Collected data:
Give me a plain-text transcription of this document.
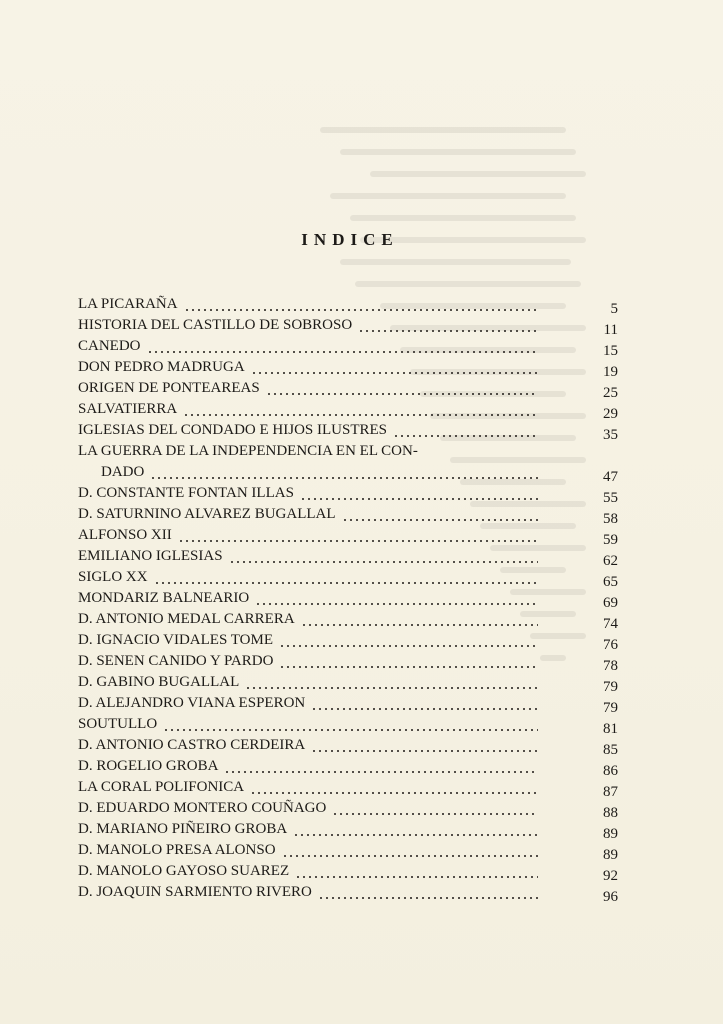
INDICE
LA PICARAÑA	5
HISTORIA DEL CASTILLO DE SOBROSO	11
CANEDO	15
DON PEDRO MADRUGA	19
ORIGEN DE PONTEAREAS	25
SALVATIERRA	29
IGLESIAS DEL CONDADO E HIJOS ILUSTRES	35
LA GUERRA DE LA INDEPENDENCIA EN EL CON-
DADO	47
D. CONSTANTE FONTAN ILLAS	55
D. SATURNINO ALVAREZ BUGALLAL	58
ALFONSO XII	59
EMILIANO IGLESIAS	62
SIGLO XX	65
MONDARIZ BALNEARIO	69
D. ANTONIO MEDAL CARRERA	74
D. IGNACIO VIDALES TOME	76
D. SENEN CANIDO Y PARDO	78
D. GABINO BUGALLAL	79
D. ALEJANDRO VIANA ESPERON	79
SOUTULLO	81
D. ANTONIO CASTRO CERDEIRA	85
D. ROGELIO GROBA	86
LA CORAL POLIFONICA	87
D. EDUARDO MONTERO COUÑAGO	88
D. MARIANO PIÑEIRO GROBA	89
D. MANOLO PRESA ALONSO	89
D. MANOLO GAYOSO SUAREZ	92
D. JOAQUIN SARMIENTO RIVERO	96
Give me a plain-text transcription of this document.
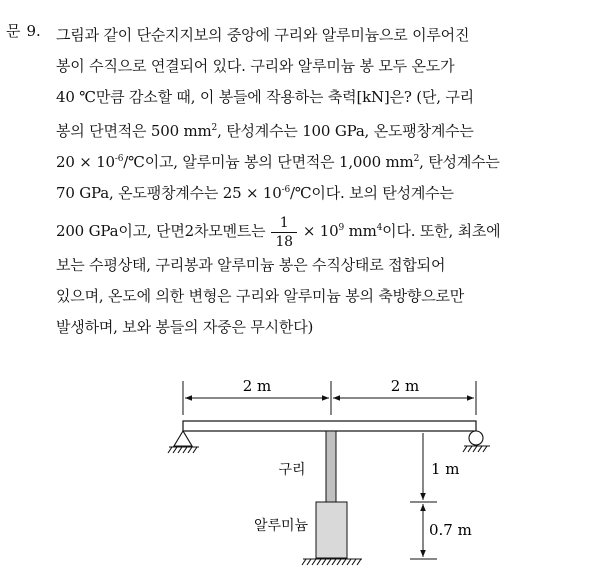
문 9.	그림과 같이 단순지지보의 중앙에 구리와 알루미늄으로 이루어진
봉이 수직으로 연결되어 있다. 구리와 알루미늄 봉 모두 온도가
40 ℃만큼 감소할 때, 이 봉들에 작용하는 축력[kN]은? (단, 구리
봉의 단면적은 500 $mm^2$, 탄성계수는 100 GPa, 온도팽창계수는
$20 \times 10^{-6}/℃$이고, 알루미늄 봉의 단면적은 1,000 $mm^2$, 탄성계수는
70 GPa, 온도팽창계수는 $25 \times 10^{-6}/℃$이다. 보의 탄성계수는
200 GPa이고, 단면2차모멘트는 $\frac{1}{18} \times 10^9$ $mm^4$이다. 또한, 최초에
보는 수평상태, 구리봉과 알루미늄 봉은 수직상태로 접합되어
있으며, 온도에 의한 변형은 구리와 알루미늄 봉의 축방향으로만
발생하며, 보와 봉들의 자중은 무시한다)
2 m	2 m
구리
알루미늄
1 m
0.7 m
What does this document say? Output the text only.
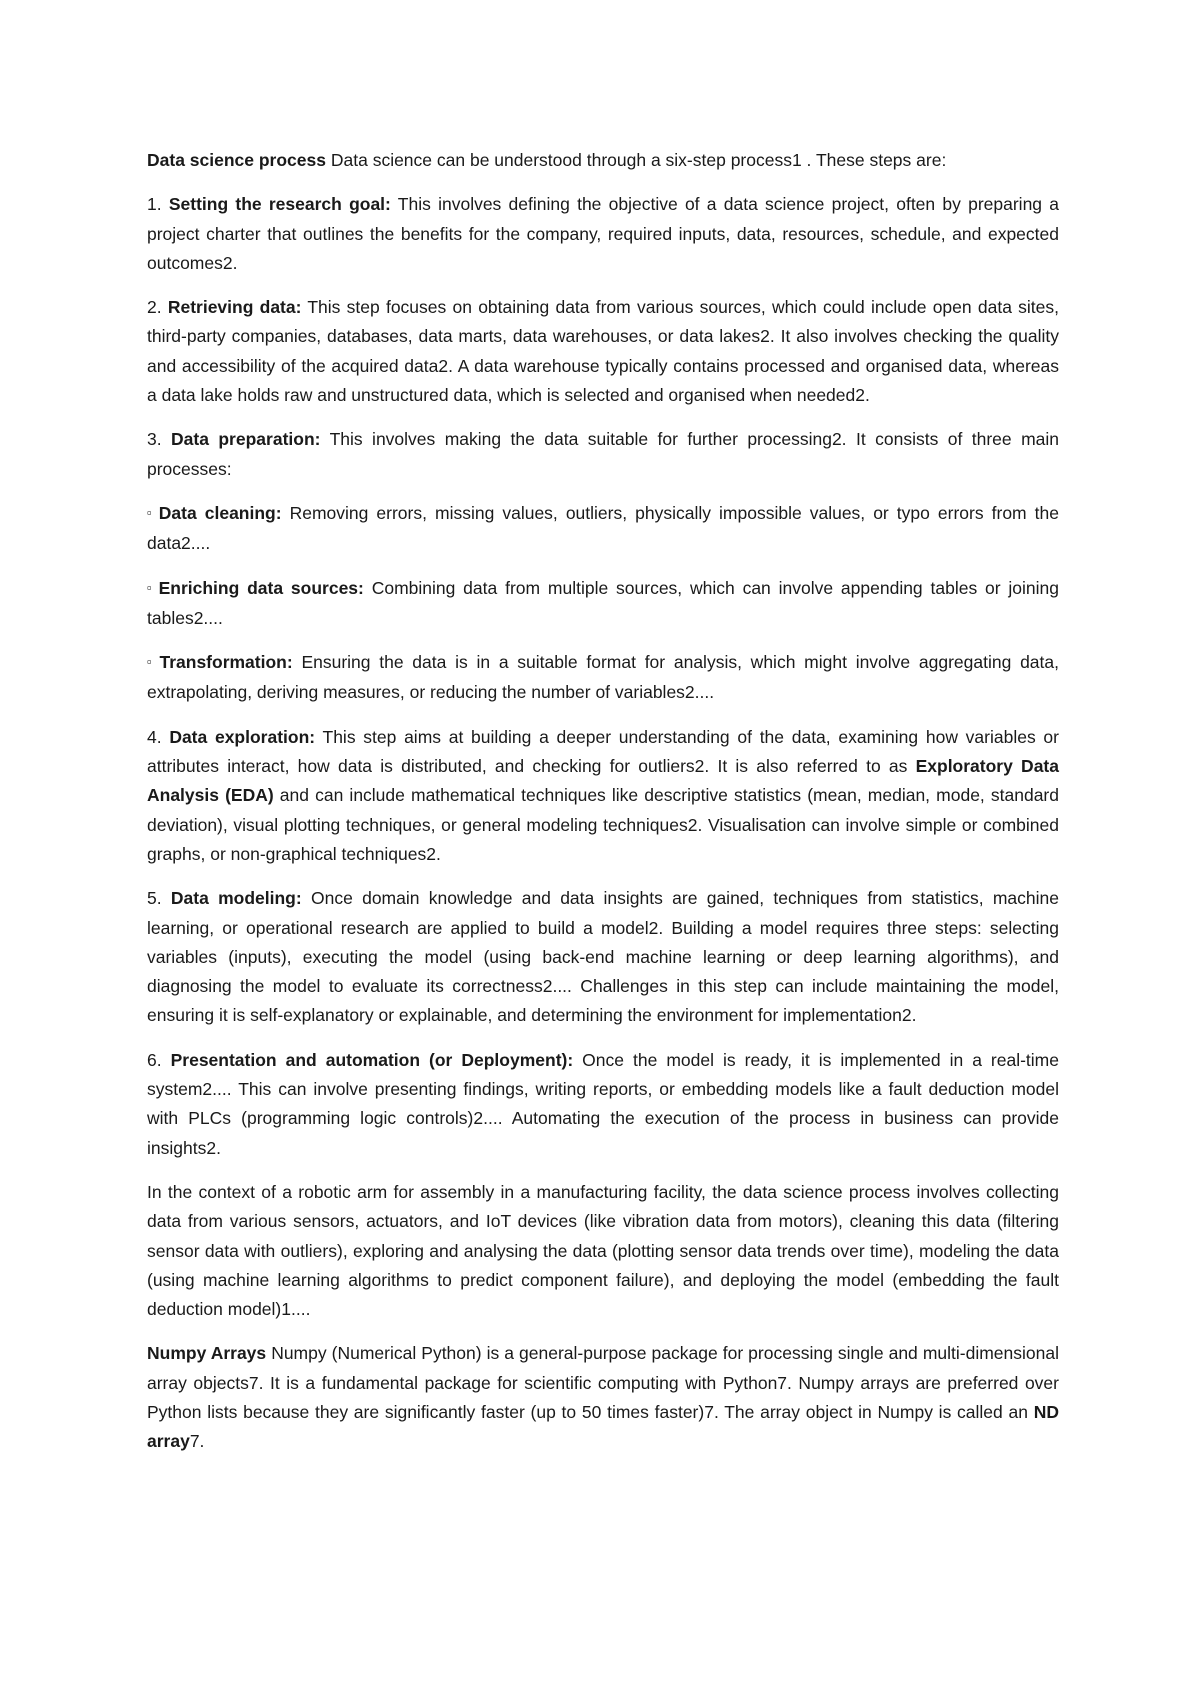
Data science process Data science can be understood through a six-step process1 . These steps are:

1. Setting the research goal: This involves defining the objective of a data science project, often by preparing a project charter that outlines the benefits for the company, required inputs, data, resources, schedule, and expected outcomes2.

2. Retrieving data: This step focuses on obtaining data from various sources, which could include open data sites, third-party companies, databases, data marts, data warehouses, or data lakes2. It also involves checking the quality and accessibility of the acquired data2. A data warehouse typically contains processed and organised data, whereas a data lake holds raw and unstructured data, which is selected and organised when needed2.

3. Data preparation: This involves making the data suitable for further processing2. It consists of three main processes:

▫ Data cleaning: Removing errors, missing values, outliers, physically impossible values, or typo errors from the data2....

▫ Enriching data sources: Combining data from multiple sources, which can involve appending tables or joining tables2....

▫ Transformation: Ensuring the data is in a suitable format for analysis, which might involve aggregating data, extrapolating, deriving measures, or reducing the number of variables2....

4. Data exploration: This step aims at building a deeper understanding of the data, examining how variables or attributes interact, how data is distributed, and checking for outliers2. It is also referred to as Exploratory Data Analysis (EDA) and can include mathematical techniques like descriptive statistics (mean, median, mode, standard deviation), visual plotting techniques, or general modeling techniques2. Visualisation can involve simple or combined graphs, or non-graphical techniques2.

5. Data modeling: Once domain knowledge and data insights are gained, techniques from statistics, machine learning, or operational research are applied to build a model2. Building a model requires three steps: selecting variables (inputs), executing the model (using back-end machine learning or deep learning algorithms), and diagnosing the model to evaluate its correctness2.... Challenges in this step can include maintaining the model, ensuring it is self-explanatory or explainable, and determining the environment for implementation2.

6. Presentation and automation (or Deployment): Once the model is ready, it is implemented in a real-time system2.... This can involve presenting findings, writing reports, or embedding models like a fault deduction model with PLCs (programming logic controls)2.... Automating the execution of the process in business can provide insights2.

In the context of a robotic arm for assembly in a manufacturing facility, the data science process involves collecting data from various sensors, actuators, and IoT devices (like vibration data from motors), cleaning this data (filtering sensor data with outliers), exploring and analysing the data (plotting sensor data trends over time), modeling the data (using machine learning algorithms to predict component failure), and deploying the model (embedding the fault deduction model)1....

Numpy Arrays Numpy (Numerical Python) is a general-purpose package for processing single and multi-dimensional array objects7. It is a fundamental package for scientific computing with Python7. Numpy arrays are preferred over Python lists because they are significantly faster (up to 50 times faster)7. The array object in Numpy is called an ND array7.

> **Exercise directions**
Without including any picture, retype the entries exactly.

> **Task solution**
Give me a plain-text transcription of this document.
INDICE
LA PICARAÑA	5
HISTORIA DEL CASTILLO DE SOBROSO	11
CANEDO	15
DON PEDRO MADRUGA	19
ORIGEN DE PONTEAREAS	25
SALVATIERRA	29
IGLESIAS DEL CONDADO E HIJOS ILUSTRES	35
LA GUERRA DE LA INDEPENDENCIA EN EL CON-
DADO	47
D. CONSTANTE FONTAN ILLAS	55
D. SATURNINO ALVAREZ BUGALLAL	58
ALFONSO XII	59
EMILIANO IGLESIAS	62
SIGLO XX	65
MONDARIZ BALNEARIO	69
D. ANTONIO MEDAL CARRERA	74
D. IGNACIO VIDALES TOME	76
D. SENEN CANIDO Y PARDO	78
D. GABINO BUGALLAL	79
D. ALEJANDRO VIANA ESPERON	79
SOUTULLO	81
D. ANTONIO CASTRO CERDEIRA	85
D. ROGELIO GROBA	86
LA CORAL POLIFONICA	87
D. EDUARDO MONTERO COUÑAGO	88
D. MARIANO PIÑEIRO GROBA	89
D. MANOLO PRESA ALONSO	89
D. MANOLO GAYOSO SUAREZ	92
D. JOAQUIN SARMIENTO RIVERO	96
Give me a plain-text transcription of this document.
문 9.	그림과 같이 단순지지보의 중앙에 구리와 알루미늄으로 이루어진
봉이 수직으로 연결되어 있다. 구리와 알루미늄 봉 모두 온도가
40 ℃만큼 감소할 때, 이 봉들에 작용하는 축력[kN]은? (단, 구리
봉의 단면적은 500 $mm^2$, 탄성계수는 100 GPa, 온도팽창계수는
$20 \times 10^{-6}/℃$이고, 알루미늄 봉의 단면적은 1,000 $mm^2$, 탄성계수는
70 GPa, 온도팽창계수는 $25 \times 10^{-6}/℃$이다. 보의 탄성계수는
200 GPa이고, 단면2차모멘트는 $\frac{1}{18} \times 10^9$ $mm^4$이다. 또한, 최초에
보는 수평상태, 구리봉과 알루미늄 봉은 수직상태로 접합되어
있으며, 온도에 의한 변형은 구리와 알루미늄 봉의 축방향으로만
발생하며, 보와 봉들의 자중은 무시한다)
2 m	2 m
구리
알루미늄
1 m
0.7 m
What does this document say? Output the text only.
Data science process Data science can be understood through a six-step process1 . These steps are:

1. Setting the research goal: This involves defining the objective of a data science project, often by preparing a project charter that outlines the benefits for the company, required inputs, data, resources, schedule, and expected outcomes2.

2. Retrieving data: This step focuses on obtaining data from various sources, which could include open data sites, third-party companies, databases, data marts, data warehouses, or data lakes2. It also involves checking the quality and accessibility of the acquired data2. A data warehouse typically contains processed and organised data, whereas a data lake holds raw and unstructured data, which is selected and organised when needed2.

3. Data preparation: This involves making the data suitable for further processing2. It consists of three main processes:

▫ Data cleaning: Removing errors, missing values, outliers, physically impossible values, or typo errors from the data2....

▫ Enriching data sources: Combining data from multiple sources, which can involve appending tables or joining tables2....

▫ Transformation: Ensuring the data is in a suitable format for analysis, which might involve aggregating data, extrapolating, deriving measures, or reducing the number of variables2....

4. Data exploration: This step aims at building a deeper understanding of the data, examining how variables or attributes interact, how data is distributed, and checking for outliers2. It is also referred to as Exploratory Data Analysis (EDA) and can include mathematical techniques like descriptive statistics (mean, median, mode, standard deviation), visual plotting techniques, or general modeling techniques2. Visualisation can involve simple or combined graphs, or non-graphical techniques2.

5. Data modeling: Once domain knowledge and data insights are gained, techniques from statistics, machine learning, or operational research are applied to build a model2. Building a model requires three steps: selecting variables (inputs), executing the model (using back-end machine learning or deep learning algorithms), and diagnosing the model to evaluate its correctness2.... Challenges in this step can include maintaining the model, ensuring it is self-explanatory or explainable, and determining the environment for implementation2.

6. Presentation and automation (or Deployment): Once the model is ready, it is implemented in a real-time system2.... This can involve presenting findings, writing reports, or embedding models like a fault deduction model with PLCs (programming logic controls)2.... Automating the execution of the process in business can provide insights2.

In the context of a robotic arm for assembly in a manufacturing facility, the data science process involves collecting data from various sensors, actuators, and IoT devices (like vibration data from motors), cleaning this data (filtering sensor data with outliers), exploring and analysing the data (plotting sensor data trends over time), modeling the data (using machine learning algorithms to predict component failure), and deploying the model (embedding the fault deduction model)1....

Numpy Arrays Numpy (Numerical Python) is a general-purpose package for processing single and multi-dimensional array objects7. It is a fundamental package for scientific computing with Python7. Numpy arrays are preferred over Python lists because they are significantly faster (up to 50 times faster)7. The array object in Numpy is called an ND array7.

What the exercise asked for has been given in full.